**Set task A:** Reproduce the passage of the Left-Handed Girl review starting at "Shih-Ching Tsou, Writer" and ending at "See details below.".
**Set task B:** Resume the Left-Handed Girl review after its final sentence and continue writing it.

ARCO Theatre (Palm Canyon Theatre)

10:00 AM Reserve Now

By Robert St. Martin

Palm Springs, CA (The Hollywood Times) 1/4/26 – One quietly charming film that has been in theatres since November is Shih-Ching Tsou’s Left-Handed Girl, a bittersweet story set in Taipei, Taiwan. She has collaborated in the past with Sean Baker who is known for his Tangerine, The Florida Project, Red Rocket and most recently his Oscar-winning Anora.  Shih-Ching Tsou co-wrote her solo directorial debut, Left-Handed Girl, with Sean Baker in 2010, which makes it feel like something of a long-lost prequel to the films that put Baker on the path to Oscar glory with last year’s Anora. Shot on an iPhone as was Tangerine, Left-Handed Girl was made with a lot of ingenuity, verve, and heart.

Shih-Ching Tsou, Writer & Director of “Left-Handed Girl”

Left-Handed Girl puts you right in the middle of the action in Taipei’s bustling night market, bursting with hot pinks and bright greens. And it features a thrilling performance from young Nina Ye, who’s already a veteran child star at only age 9. The film was launched in early November at the Asian World Film Festival in Culver City and has become a Netflix hit. It was selected as Taiwan’s submission for Best International Foreign Film at the 2026 Academy Awards. It has been included in the Palm Springs International Film Festival with a screening on January 2, at 2:00 PM. See details below.

**Record list:**
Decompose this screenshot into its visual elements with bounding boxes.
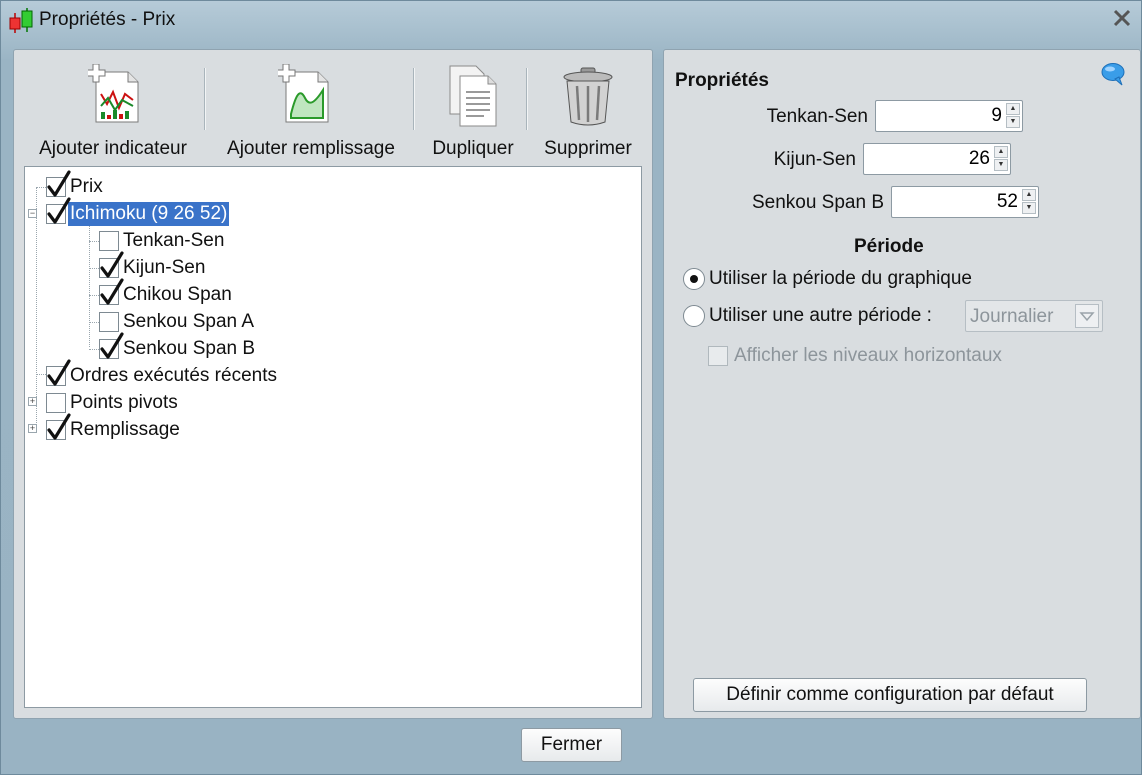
check-mark-icon [47, 359, 71, 386]
tree-item-checkbox[interactable] [99, 278, 124, 305]
tree-connector [89, 295, 99, 296]
tree-item-label[interactable]: Points pivots [68, 391, 180, 415]
tree-item-label[interactable]: Ordres exécutés récents [68, 364, 279, 388]
tree-item-label[interactable]: Remplissage [68, 418, 182, 442]
senkou-span-b-label: Senkou Span B [751, 192, 884, 213]
tree-item-label[interactable]: Kijun-Sen [121, 256, 207, 280]
window-title: Propriétés - Prix [39, 9, 176, 30]
tree-item[interactable]: Senkou Span B [99, 332, 257, 362]
tree-connector [89, 268, 99, 269]
tenkan-sen-label: Tenkan-Sen [766, 106, 868, 127]
add-indicator-button[interactable]: Ajouter indicateur [24, 60, 202, 160]
close-window-button[interactable] [1109, 5, 1135, 31]
tree-connector [89, 241, 99, 242]
expand-remplissage-toggle[interactable]: + [28, 424, 37, 433]
check-mark-icon [47, 413, 71, 440]
indicator-tree[interactable]: − + + Prix Ichimoku (9 26 52) Tenkan-Sen Ki… [24, 166, 642, 708]
candlestick-app-icon [9, 8, 33, 33]
show-horizontal-levels-option: Afficher les niveaux horizontaux [708, 345, 1002, 367]
tree-item-checkbox[interactable] [46, 393, 66, 413]
check-mark-icon [47, 170, 71, 197]
trash-icon [563, 67, 613, 126]
senkou-span-b-spinner[interactable]: ▲▼ [891, 186, 1039, 218]
duplicate-button[interactable]: Dupliquer [420, 60, 526, 160]
use-other-period-option[interactable]: Utiliser une autre période : [683, 305, 932, 327]
check-mark-icon [100, 251, 124, 278]
decrement-arrow[interactable]: ▼ [1022, 202, 1036, 214]
check-mark-icon [100, 278, 124, 305]
expand-points-pivots-toggle[interactable]: + [28, 397, 37, 406]
add-fill-icon [278, 64, 329, 123]
period-select-value: Journalier [970, 306, 1054, 327]
add-indicator-label: Ajouter indicateur [39, 138, 187, 159]
kijun-sen-label: Kijun-Sen [773, 149, 856, 170]
increment-arrow[interactable]: ▲ [994, 146, 1008, 158]
tree-connector [36, 187, 46, 188]
tree-item-checkbox[interactable] [46, 170, 71, 197]
set-default-button[interactable]: Définir comme configuration par défaut [693, 678, 1087, 712]
duplicate-label: Dupliquer [432, 138, 514, 159]
tree-connector [89, 322, 99, 323]
tree-item-label[interactable]: Prix [68, 175, 105, 199]
check-mark-icon [100, 332, 124, 359]
tree-item-checkbox[interactable] [99, 312, 119, 332]
use-chart-period-option[interactable]: Utiliser la période du graphique [683, 268, 972, 290]
title-bar: Propriétés - Prix [1, 1, 1141, 37]
add-fill-label: Ajouter remplissage [227, 138, 395, 159]
decrement-arrow[interactable]: ▼ [1006, 116, 1020, 128]
duplicate-icon [449, 65, 497, 127]
delete-label: Supprimer [544, 138, 632, 159]
decrement-arrow[interactable]: ▼ [994, 159, 1008, 171]
kijun-sen-spinner[interactable]: ▲▼ [863, 143, 1011, 175]
tree-connector [36, 187, 37, 429]
properties-window: Propriétés - Prix Ajouter indicateur Ajo… [0, 0, 1142, 775]
properties-title: Propriétés [675, 70, 769, 91]
tree-item-checkbox[interactable] [46, 359, 71, 386]
tree-connector [89, 215, 90, 347]
add-fill-button[interactable]: Ajouter remplissage [214, 60, 408, 160]
tree-item-label[interactable]: Ichimoku (9 26 52) [68, 202, 230, 226]
dropdown-arrow-icon [1075, 304, 1099, 328]
tree-item-checkbox[interactable] [46, 197, 71, 224]
help-chat-icon[interactable] [1100, 62, 1126, 86]
toolbar-separator [526, 68, 527, 130]
use-chart-period-label: Utiliser la période du graphique [709, 268, 972, 289]
kijun-sen-input[interactable] [866, 147, 990, 171]
toolbar-separator [413, 68, 414, 130]
tree-connector [89, 349, 99, 350]
tree-item[interactable]: Remplissage [46, 413, 182, 443]
tenkan-sen-spinner[interactable]: ▲▼ [875, 100, 1023, 132]
check-mark-icon [47, 197, 71, 224]
use-chart-period-radio[interactable] [683, 268, 705, 290]
period-select: Journalier [965, 300, 1103, 332]
tree-item-checkbox[interactable] [99, 332, 124, 359]
tree-item-label[interactable]: Senkou Span B [121, 337, 257, 361]
collapse-ichimoku-toggle[interactable]: − [28, 209, 37, 218]
tree-item-checkbox[interactable] [46, 413, 71, 440]
tree-item[interactable]: Chikou Span [99, 278, 234, 308]
senkou-span-b-input[interactable] [894, 190, 1018, 214]
show-horizontal-levels-checkbox [708, 346, 728, 366]
tenkan-sen-input[interactable] [878, 104, 1002, 128]
toolbar-separator [204, 68, 205, 130]
close-button[interactable]: Fermer [521, 728, 622, 762]
add-indicator-icon [88, 64, 139, 123]
increment-arrow[interactable]: ▲ [1022, 189, 1036, 201]
tree-item-checkbox[interactable] [99, 251, 124, 278]
tree-item-label[interactable]: Chikou Span [121, 283, 234, 307]
tree-item-label[interactable]: Senkou Span A [121, 310, 256, 334]
period-title: Période [854, 236, 924, 257]
use-other-period-radio[interactable] [683, 305, 705, 327]
tree-connector [36, 374, 46, 375]
increment-arrow[interactable]: ▲ [1006, 103, 1020, 115]
show-horizontal-levels-label: Afficher les niveaux horizontaux [734, 345, 1002, 366]
properties-panel: Propriétés Tenkan-Sen ▲▼ Kijun-Sen ▲▼ Se… [663, 49, 1141, 719]
indicator-panel: Ajouter indicateur Ajouter remplissage D… [13, 49, 653, 719]
tree-item-label[interactable]: Tenkan-Sen [121, 229, 226, 253]
tree-item[interactable]: Ordres exécutés récents [46, 359, 279, 389]
tree-item-checkbox[interactable] [99, 231, 119, 251]
use-other-period-label: Utiliser une autre période : [709, 305, 932, 326]
tree-item[interactable]: Ichimoku (9 26 52) [46, 197, 230, 227]
delete-button[interactable]: Supprimer [532, 60, 644, 160]
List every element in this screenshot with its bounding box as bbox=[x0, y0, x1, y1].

**Exercise output A:**
Shih-Ching Tsou, Writer & Director of “Left-Handed Girl”

Left-Handed Girl puts you right in the middle of the action in Taipei’s bustling night market, bursting with hot pinks and bright greens. And it features a thrilling performance from young Nina Ye, who’s already a veteran child star at only age 9. The film was launched in early November at the Asian World Film Festival in Culver City and has become a Netflix hit. It was selected as Taiwan’s submission for Best International Foreign Film at the 2026 Academy Awards. It has been included in the Palm Springs International Film Festival with a screening on January 2, at 2:00 PM. See details below.

**Exercise output B:**
Shih-Yuan Ma, Nina Ye & Janel Tsai in “Left-Handed Girl.”

Shih-Ching Tsou has collaborated with Sean Baker, who tends to center his films on scrappy protagonists with a single-minded focus on achieving success for themselves. Tsou’s multigenerational tale, though, is cut from a different cloth. Long before its climax, the film reveals a devotion to melodrama as it teases out the intersecting ambitions and intertwined fates between the characters on screen.

Against the bright neon lights of Taipei’s night market, single mother Shu-fen (Janel Tsai) opens a noodle stall in an attempt to scrape together enough money to crawl out of debt. She’s uprooted her family from their home in rural Taiwan and moved back to the country’s bustling capital. Yet this long-suffering mother gets more than she bargains for when the actions of the two children in her care, impressionable five-year-old I-Jing (Nina Ye) and rebellious 20-year-old I-Ann (Ma Shih-yuan), who both manage to disrupt the lives of their extended friends and family.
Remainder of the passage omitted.